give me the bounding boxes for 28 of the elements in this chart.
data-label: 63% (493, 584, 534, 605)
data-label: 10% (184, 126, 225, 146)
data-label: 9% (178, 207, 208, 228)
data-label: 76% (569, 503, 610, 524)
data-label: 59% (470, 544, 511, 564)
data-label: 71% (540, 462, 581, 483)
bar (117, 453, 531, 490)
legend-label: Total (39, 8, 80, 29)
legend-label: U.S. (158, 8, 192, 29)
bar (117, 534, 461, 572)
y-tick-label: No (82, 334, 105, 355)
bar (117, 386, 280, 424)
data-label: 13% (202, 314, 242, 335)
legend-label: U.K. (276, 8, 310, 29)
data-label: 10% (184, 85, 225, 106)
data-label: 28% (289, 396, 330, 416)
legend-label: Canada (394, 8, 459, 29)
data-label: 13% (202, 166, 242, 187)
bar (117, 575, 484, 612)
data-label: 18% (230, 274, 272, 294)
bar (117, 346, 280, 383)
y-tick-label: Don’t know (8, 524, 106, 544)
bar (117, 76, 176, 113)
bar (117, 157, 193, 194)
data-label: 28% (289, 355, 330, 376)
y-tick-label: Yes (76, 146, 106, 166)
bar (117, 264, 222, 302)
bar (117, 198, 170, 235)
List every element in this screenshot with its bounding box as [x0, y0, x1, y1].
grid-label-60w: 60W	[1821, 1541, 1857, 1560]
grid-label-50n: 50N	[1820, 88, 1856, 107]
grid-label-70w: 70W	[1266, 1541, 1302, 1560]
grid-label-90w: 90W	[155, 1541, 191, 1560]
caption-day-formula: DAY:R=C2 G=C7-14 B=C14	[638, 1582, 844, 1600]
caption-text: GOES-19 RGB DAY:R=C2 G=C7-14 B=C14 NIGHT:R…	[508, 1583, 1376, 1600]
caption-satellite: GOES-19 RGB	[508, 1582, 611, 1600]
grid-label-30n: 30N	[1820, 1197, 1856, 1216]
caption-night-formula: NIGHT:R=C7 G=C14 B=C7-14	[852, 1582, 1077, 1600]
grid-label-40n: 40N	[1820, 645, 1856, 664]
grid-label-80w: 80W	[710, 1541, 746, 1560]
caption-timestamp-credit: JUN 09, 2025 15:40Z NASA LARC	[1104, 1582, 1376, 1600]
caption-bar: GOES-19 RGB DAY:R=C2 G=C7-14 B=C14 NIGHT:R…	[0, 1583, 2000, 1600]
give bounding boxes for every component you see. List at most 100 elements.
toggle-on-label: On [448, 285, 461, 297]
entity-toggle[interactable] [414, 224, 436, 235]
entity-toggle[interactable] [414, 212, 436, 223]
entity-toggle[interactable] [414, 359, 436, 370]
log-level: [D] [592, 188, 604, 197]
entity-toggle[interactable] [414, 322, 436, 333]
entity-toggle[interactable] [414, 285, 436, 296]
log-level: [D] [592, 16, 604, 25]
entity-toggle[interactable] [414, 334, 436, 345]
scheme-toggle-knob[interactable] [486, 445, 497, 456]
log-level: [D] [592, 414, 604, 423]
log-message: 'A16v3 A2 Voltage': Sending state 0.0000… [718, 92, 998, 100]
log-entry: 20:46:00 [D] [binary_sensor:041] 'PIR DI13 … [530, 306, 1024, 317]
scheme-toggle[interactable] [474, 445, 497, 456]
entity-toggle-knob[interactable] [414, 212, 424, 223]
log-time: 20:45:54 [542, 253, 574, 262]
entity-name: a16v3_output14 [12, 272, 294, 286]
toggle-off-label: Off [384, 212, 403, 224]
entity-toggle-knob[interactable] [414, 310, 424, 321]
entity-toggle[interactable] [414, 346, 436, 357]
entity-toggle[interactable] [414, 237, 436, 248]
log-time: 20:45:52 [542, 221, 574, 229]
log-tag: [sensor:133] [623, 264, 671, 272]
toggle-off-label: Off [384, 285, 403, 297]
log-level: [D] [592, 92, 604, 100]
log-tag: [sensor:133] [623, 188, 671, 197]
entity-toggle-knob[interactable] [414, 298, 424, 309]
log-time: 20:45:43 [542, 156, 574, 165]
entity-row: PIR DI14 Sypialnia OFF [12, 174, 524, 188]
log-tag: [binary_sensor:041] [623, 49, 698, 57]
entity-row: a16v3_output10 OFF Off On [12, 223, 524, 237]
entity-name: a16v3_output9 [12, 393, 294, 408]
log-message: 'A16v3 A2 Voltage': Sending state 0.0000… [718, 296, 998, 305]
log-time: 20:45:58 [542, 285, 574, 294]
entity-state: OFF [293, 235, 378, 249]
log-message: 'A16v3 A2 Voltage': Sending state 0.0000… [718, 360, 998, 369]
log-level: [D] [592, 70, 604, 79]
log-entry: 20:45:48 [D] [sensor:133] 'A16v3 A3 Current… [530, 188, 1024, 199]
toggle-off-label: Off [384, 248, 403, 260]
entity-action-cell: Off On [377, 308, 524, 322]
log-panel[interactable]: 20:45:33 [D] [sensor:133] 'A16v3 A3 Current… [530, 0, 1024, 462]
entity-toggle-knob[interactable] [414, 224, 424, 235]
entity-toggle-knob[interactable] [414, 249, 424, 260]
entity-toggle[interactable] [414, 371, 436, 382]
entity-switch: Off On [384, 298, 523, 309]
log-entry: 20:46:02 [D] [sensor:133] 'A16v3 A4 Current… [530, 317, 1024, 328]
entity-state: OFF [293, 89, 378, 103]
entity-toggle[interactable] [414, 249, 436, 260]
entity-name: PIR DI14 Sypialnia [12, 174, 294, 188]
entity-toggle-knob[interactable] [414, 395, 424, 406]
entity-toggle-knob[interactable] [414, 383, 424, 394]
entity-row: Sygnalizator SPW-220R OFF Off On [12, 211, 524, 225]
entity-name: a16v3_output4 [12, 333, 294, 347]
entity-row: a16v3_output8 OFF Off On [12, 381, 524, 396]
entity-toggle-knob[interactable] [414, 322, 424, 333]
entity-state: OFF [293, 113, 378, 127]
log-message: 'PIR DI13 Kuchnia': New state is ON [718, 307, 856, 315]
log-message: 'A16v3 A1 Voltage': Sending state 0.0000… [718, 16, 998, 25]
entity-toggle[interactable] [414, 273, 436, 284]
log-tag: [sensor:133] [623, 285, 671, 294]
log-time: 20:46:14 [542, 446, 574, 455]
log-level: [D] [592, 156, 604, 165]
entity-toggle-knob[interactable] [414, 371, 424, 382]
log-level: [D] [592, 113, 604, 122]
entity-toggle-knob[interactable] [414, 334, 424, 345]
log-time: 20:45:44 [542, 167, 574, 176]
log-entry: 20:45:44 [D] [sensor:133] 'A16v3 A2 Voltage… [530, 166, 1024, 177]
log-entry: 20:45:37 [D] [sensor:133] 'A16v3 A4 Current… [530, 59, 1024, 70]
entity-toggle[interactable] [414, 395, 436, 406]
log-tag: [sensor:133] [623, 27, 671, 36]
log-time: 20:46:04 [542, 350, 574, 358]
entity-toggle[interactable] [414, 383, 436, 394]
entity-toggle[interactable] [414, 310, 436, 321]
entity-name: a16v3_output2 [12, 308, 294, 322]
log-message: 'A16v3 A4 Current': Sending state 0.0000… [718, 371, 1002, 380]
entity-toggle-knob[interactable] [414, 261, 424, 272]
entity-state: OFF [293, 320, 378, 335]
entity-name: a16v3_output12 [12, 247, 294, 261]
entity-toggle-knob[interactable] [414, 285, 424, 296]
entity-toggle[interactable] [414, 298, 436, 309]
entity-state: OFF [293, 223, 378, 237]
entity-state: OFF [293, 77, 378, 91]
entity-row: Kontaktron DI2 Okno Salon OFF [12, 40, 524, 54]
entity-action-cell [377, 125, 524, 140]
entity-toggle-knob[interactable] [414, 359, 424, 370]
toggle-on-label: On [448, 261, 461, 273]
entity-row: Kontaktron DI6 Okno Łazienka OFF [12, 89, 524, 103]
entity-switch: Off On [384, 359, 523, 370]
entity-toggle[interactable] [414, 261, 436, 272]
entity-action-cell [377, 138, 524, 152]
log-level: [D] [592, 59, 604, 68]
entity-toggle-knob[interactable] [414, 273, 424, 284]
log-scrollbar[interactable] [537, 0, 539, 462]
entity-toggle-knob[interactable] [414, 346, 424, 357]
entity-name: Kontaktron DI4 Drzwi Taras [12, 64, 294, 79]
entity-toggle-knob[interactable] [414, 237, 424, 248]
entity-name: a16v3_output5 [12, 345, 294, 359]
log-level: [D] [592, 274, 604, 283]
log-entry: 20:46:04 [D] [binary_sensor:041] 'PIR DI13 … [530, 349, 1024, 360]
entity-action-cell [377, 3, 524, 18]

• **Problem**:
Rewrite the stretch of data above, from its first line through the line containing "entity-toggle[interactable] [414, 322, 436, 333]", putting "key-label" wherever "legend-label" occurs and leaving every other part unchanged.

• **Reply**:
give me the bounding boxes for 28 of the elements in this chart.
data-label: 63% (493, 584, 534, 605)
data-label: 10% (184, 126, 225, 146)
data-label: 9% (178, 207, 208, 228)
data-label: 76% (569, 503, 610, 524)
data-label: 59% (470, 544, 511, 564)
data-label: 71% (540, 462, 581, 483)
bar (117, 453, 531, 490)
key-label: Total (39, 8, 80, 29)
key-label: U.S. (158, 8, 192, 29)
bar (117, 534, 461, 572)
y-tick-label: No (82, 334, 105, 355)
bar (117, 386, 280, 424)
data-label: 13% (202, 314, 242, 335)
key-label: U.K. (276, 8, 310, 29)
data-label: 10% (184, 85, 225, 106)
data-label: 28% (289, 396, 330, 416)
key-label: Canada (394, 8, 459, 29)
data-label: 13% (202, 166, 242, 187)
bar (117, 575, 484, 612)
data-label: 18% (230, 274, 272, 294)
bar (117, 346, 280, 383)
y-tick-label: Don’t know (8, 524, 106, 544)
bar (117, 76, 176, 113)
bar (117, 157, 193, 194)
data-label: 28% (289, 355, 330, 376)
y-tick-label: Yes (76, 146, 106, 166)
bar (117, 264, 222, 302)
bar (117, 198, 170, 235)
List every element in this screenshot with its bounding box as [x0, y0, x1, y1].
grid-label-60w: 60W	[1821, 1541, 1857, 1560]
grid-label-50n: 50N	[1820, 88, 1856, 107]
grid-label-70w: 70W	[1266, 1541, 1302, 1560]
grid-label-90w: 90W	[155, 1541, 191, 1560]
caption-day-formula: DAY:R=C2 G=C7-14 B=C14	[638, 1582, 844, 1600]
caption-text: GOES-19 RGB DAY:R=C2 G=C7-14 B=C14 NIGHT:R…	[508, 1583, 1376, 1600]
caption-satellite: GOES-19 RGB	[508, 1582, 611, 1600]
grid-label-30n: 30N	[1820, 1197, 1856, 1216]
caption-night-formula: NIGHT:R=C7 G=C14 B=C7-14	[852, 1582, 1077, 1600]
grid-label-40n: 40N	[1820, 645, 1856, 664]
grid-label-80w: 80W	[710, 1541, 746, 1560]
caption-timestamp-credit: JUN 09, 2025 15:40Z NASA LARC	[1104, 1582, 1376, 1600]
caption-bar: GOES-19 RGB DAY:R=C2 G=C7-14 B=C14 NIGHT:R…	[0, 1583, 2000, 1600]
give bounding boxes for every component you see. List at most 100 elements.
toggle-on-label: On [448, 285, 461, 297]
entity-toggle[interactable] [414, 224, 436, 235]
entity-toggle[interactable] [414, 212, 436, 223]
entity-toggle[interactable] [414, 359, 436, 370]
log-level: [D] [592, 188, 604, 197]
entity-toggle[interactable] [414, 322, 436, 333]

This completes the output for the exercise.